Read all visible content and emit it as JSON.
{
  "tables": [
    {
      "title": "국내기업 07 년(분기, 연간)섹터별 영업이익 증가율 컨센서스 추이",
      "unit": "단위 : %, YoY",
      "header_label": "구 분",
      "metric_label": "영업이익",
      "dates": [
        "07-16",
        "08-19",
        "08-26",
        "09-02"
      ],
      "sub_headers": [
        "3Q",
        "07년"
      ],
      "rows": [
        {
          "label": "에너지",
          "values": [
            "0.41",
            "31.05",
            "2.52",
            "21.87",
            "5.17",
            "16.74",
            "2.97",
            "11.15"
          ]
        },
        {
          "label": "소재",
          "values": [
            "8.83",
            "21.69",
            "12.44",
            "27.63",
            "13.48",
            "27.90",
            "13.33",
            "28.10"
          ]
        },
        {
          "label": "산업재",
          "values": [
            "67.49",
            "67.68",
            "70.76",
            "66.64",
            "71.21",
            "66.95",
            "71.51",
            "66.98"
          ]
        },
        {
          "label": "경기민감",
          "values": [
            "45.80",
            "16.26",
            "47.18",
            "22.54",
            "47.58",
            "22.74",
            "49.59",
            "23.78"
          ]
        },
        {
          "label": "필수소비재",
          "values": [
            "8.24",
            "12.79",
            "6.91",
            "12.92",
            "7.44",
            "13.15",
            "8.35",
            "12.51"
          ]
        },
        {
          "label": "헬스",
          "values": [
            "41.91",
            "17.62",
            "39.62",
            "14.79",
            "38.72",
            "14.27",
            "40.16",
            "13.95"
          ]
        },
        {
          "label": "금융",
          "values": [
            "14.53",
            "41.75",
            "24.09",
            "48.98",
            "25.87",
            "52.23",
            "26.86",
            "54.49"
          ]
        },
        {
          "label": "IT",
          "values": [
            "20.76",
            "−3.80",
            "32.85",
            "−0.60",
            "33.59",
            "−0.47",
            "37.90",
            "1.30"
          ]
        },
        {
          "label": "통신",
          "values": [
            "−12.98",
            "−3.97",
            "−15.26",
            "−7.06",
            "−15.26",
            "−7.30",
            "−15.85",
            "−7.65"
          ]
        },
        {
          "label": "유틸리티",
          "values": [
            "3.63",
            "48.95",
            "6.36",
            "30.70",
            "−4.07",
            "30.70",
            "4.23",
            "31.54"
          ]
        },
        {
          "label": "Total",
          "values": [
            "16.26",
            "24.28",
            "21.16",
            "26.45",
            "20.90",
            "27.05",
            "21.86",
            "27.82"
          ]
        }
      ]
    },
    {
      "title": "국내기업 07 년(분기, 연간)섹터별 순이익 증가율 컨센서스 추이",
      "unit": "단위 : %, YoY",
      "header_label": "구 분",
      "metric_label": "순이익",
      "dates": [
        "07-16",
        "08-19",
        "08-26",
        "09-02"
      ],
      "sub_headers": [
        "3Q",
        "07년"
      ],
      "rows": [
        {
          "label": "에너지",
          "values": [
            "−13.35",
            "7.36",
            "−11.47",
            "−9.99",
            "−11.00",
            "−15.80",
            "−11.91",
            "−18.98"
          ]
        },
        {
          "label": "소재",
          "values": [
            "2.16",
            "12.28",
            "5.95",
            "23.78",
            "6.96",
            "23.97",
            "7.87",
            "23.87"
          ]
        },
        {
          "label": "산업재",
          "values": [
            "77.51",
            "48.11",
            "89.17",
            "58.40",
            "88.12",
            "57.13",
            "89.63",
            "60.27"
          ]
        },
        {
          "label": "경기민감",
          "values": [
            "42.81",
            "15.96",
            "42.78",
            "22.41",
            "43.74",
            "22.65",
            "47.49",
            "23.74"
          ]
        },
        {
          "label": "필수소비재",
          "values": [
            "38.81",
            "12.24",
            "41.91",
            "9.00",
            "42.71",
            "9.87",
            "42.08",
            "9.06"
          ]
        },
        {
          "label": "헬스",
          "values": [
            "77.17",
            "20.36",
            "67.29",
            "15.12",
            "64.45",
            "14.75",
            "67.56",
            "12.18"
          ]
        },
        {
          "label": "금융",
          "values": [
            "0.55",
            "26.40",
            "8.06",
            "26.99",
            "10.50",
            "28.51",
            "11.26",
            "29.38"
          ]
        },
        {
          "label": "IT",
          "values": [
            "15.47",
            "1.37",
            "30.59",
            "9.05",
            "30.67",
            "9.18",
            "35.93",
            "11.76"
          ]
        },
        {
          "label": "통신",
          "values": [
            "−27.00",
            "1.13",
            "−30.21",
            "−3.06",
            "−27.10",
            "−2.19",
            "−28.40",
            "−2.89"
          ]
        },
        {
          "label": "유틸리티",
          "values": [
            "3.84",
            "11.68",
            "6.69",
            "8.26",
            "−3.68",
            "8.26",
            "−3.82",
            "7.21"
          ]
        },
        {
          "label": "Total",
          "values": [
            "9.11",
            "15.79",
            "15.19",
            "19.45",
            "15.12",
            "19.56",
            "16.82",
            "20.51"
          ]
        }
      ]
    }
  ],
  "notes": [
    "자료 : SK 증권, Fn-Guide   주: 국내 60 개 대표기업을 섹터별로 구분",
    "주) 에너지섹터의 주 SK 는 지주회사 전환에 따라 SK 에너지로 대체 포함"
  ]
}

------------------------

Set exercise: For each line of the entries that includes "컨센서스", show that line.

Answer to the problem:
      "title": "국내기업 07 년(분기, 연간)섹터별 영업이익 증가율 컨센서스 추이",
      "title": "국내기업 07 년(분기, 연간)섹터별 순이익 증가율 컨센서스 추이",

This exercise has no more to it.